:: To do ::
How many lines in the rows below contain the string "login"? Case matters. Reply with the number alone.

:: Dataset extract ::
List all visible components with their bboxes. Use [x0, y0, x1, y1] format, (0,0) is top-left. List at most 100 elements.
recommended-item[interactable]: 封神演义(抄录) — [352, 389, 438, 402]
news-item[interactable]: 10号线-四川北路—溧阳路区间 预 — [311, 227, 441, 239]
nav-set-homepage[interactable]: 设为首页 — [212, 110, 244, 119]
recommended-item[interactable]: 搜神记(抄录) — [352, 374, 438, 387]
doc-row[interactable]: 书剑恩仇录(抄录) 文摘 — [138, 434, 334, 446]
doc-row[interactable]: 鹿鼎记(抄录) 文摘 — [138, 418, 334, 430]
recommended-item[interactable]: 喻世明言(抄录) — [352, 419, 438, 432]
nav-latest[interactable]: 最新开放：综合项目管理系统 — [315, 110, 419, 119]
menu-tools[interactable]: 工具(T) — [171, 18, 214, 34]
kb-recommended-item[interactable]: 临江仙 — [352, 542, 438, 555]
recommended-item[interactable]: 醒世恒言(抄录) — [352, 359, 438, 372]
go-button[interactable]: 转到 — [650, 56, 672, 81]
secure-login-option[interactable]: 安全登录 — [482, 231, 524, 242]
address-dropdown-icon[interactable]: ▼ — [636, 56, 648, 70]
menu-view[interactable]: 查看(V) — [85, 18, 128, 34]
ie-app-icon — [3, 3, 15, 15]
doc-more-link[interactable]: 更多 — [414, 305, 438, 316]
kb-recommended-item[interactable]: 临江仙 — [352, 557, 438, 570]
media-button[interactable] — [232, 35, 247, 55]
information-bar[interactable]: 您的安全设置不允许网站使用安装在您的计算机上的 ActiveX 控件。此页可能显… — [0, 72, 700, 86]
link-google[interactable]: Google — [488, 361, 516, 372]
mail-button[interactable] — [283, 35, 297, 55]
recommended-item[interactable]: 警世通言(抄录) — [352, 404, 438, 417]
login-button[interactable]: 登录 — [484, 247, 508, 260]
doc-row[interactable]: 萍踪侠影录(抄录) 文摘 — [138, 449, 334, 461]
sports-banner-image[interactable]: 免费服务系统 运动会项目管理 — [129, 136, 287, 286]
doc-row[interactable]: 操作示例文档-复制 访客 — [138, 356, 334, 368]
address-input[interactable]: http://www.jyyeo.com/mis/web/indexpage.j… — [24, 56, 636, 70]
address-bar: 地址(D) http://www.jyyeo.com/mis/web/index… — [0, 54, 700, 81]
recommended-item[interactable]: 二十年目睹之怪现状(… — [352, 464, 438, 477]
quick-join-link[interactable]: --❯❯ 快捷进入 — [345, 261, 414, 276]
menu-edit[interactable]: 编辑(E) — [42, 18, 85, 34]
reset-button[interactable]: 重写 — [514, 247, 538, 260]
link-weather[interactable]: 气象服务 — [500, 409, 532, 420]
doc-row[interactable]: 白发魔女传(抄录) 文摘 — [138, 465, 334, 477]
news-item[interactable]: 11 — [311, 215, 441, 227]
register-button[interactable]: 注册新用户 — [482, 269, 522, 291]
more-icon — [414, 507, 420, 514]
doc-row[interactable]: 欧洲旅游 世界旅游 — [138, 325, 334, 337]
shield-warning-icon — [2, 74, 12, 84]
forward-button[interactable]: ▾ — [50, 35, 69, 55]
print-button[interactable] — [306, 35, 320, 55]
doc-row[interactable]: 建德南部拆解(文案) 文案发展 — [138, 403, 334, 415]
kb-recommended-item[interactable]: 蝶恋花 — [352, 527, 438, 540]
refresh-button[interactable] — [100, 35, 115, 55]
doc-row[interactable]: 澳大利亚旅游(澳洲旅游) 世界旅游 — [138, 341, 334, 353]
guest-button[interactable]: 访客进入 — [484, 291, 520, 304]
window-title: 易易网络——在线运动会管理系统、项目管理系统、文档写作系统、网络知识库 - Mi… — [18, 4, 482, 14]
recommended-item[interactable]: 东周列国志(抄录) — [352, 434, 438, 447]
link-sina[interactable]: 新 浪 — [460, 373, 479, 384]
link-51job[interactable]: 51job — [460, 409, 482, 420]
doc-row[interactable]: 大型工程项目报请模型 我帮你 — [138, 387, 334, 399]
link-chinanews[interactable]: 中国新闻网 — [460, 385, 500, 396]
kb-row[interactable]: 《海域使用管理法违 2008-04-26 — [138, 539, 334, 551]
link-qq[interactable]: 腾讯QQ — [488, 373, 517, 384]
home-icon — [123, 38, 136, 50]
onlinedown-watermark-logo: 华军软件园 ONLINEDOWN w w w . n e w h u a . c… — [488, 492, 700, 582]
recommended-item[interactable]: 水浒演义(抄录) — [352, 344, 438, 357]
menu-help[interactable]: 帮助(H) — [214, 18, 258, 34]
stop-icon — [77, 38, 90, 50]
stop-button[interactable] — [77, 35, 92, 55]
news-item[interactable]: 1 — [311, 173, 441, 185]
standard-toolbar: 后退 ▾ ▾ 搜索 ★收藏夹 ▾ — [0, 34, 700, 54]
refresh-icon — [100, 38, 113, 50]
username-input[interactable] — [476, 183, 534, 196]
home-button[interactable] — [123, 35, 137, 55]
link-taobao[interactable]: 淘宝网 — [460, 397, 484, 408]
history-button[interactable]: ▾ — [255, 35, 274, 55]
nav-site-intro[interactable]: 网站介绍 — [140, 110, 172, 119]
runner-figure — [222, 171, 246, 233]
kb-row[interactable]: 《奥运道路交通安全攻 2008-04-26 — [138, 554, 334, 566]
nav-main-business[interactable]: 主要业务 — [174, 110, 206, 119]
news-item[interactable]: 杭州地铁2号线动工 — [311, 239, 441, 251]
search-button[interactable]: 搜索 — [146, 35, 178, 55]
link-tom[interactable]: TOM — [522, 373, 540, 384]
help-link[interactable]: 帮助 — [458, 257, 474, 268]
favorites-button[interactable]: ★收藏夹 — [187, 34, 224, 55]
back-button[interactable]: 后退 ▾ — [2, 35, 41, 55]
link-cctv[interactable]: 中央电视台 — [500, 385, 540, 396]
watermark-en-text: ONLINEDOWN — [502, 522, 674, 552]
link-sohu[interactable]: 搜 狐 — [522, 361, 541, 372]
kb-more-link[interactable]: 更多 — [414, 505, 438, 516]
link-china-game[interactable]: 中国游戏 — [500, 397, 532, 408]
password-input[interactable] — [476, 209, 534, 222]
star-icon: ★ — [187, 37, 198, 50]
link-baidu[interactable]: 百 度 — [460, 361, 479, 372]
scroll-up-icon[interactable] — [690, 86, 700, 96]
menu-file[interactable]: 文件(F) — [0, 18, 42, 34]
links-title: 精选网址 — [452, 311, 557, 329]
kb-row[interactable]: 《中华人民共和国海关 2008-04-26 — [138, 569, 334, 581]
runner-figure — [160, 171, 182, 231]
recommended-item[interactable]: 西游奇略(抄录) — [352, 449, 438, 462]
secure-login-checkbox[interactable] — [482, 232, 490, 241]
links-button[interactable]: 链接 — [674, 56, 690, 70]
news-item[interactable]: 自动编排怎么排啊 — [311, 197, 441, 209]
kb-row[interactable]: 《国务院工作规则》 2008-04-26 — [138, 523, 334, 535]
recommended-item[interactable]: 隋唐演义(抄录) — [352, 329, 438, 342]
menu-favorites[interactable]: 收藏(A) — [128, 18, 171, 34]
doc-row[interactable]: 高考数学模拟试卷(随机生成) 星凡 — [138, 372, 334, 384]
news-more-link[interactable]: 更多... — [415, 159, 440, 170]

:: Written answer ::
3